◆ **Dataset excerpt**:
++++++++
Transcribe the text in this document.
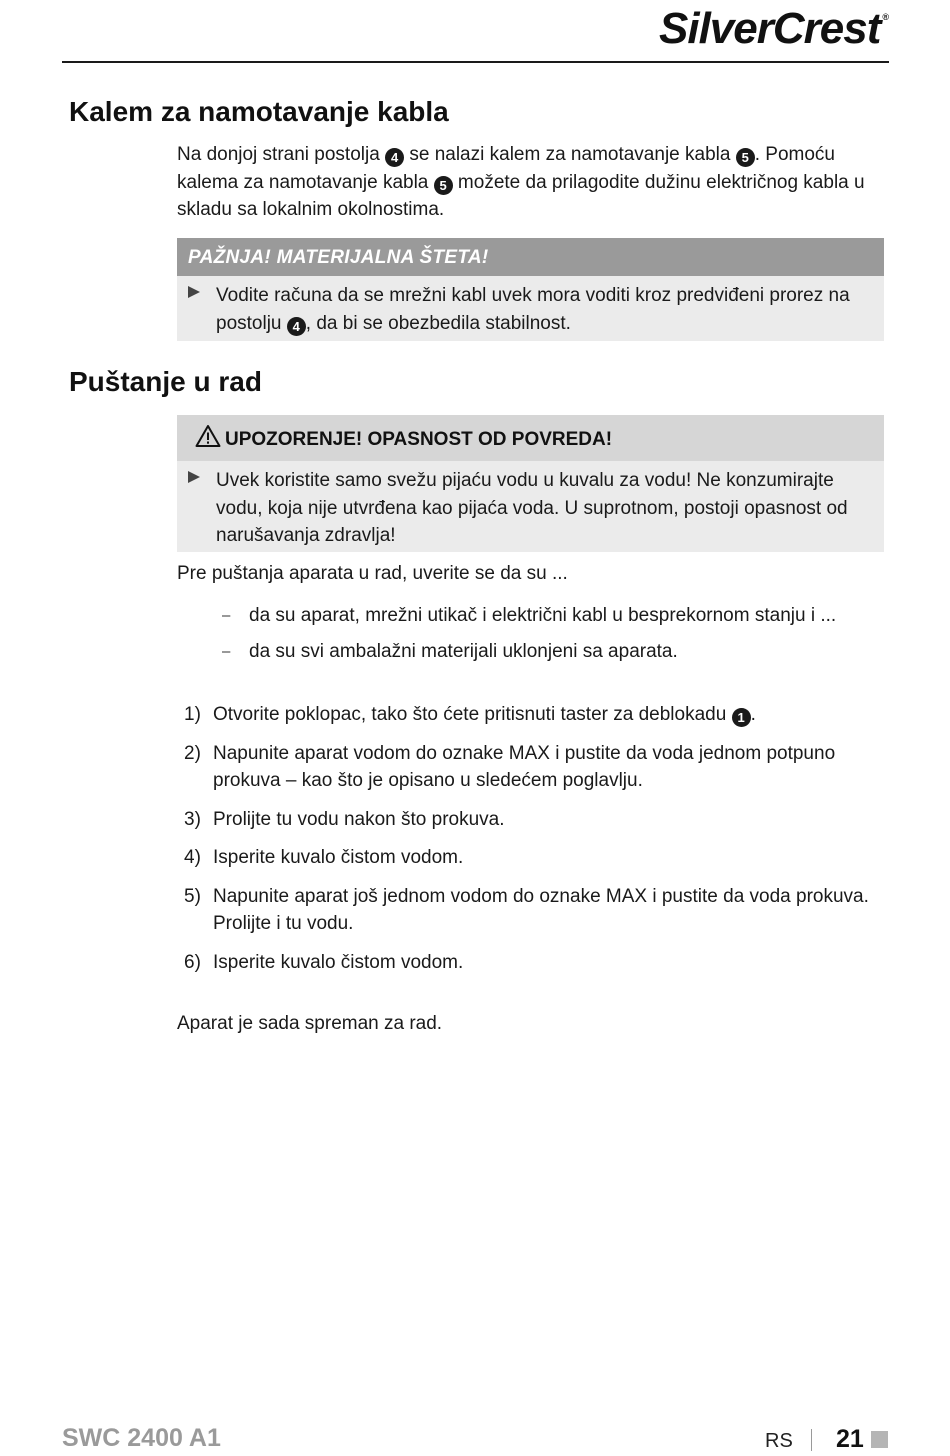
SilverCrest ®
Kalem za namotavanje kabla

Na donjoj strani postolja 4 se nalazi kalem za namotavanje kabla 5 . Pomoću kalema za namotavanje kabla 5 možete da prilagodite dužinu električnog kabla u skladu sa lokalnim okolnostima.

PAŽNJA! MATERIJALNA ŠTETA!
Vodite računa da se mrežni kabl uvek mora voditi kroz predviđeni prorez na postolju 4 , da bi se obezbedila stabilnost.
Puštanje u rad
UPOZORENJE! OPASNOST OD POVREDA!
Uvek koristite samo svežu pijaću vodu u kuvalu za vodu! Ne konzumirajte vodu, koja nije utvrđena kao pijaća voda. U suprotnom, postoji opasnost od narušavanja zdravlja!

Pre puštanja aparata u rad, uverite se da su ...

– da su aparat, mrežni utikač i električni kabl u besprekornom stanju i ...
– da su svi ambalažni materijali uklonjeni sa aparata.
1) Otvorite poklopac, tako što ćete pritisnuti taster za deblokadu 1 .
2) Napunite aparat vodom do oznake MAX i pustite da voda jednom potpuno prokuva – kao što je opisano u sledećem poglavlju.
3) Prolijte tu vodu nakon što prokuva.
4) Isperite kuvalo čistom vodom.
5) Napunite aparat još jednom vodom do oznake MAX i pustite da voda prokuva. Prolijte i tu vodu.
6) Isperite kuvalo čistom vodom.

Aparat je sada spreman za rad.

SWC 2400 A1	RS 21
++++++++
Among the entries above, how many lines include the word "oznake"? Give the number with no comment.

◆ **Complete output**: 2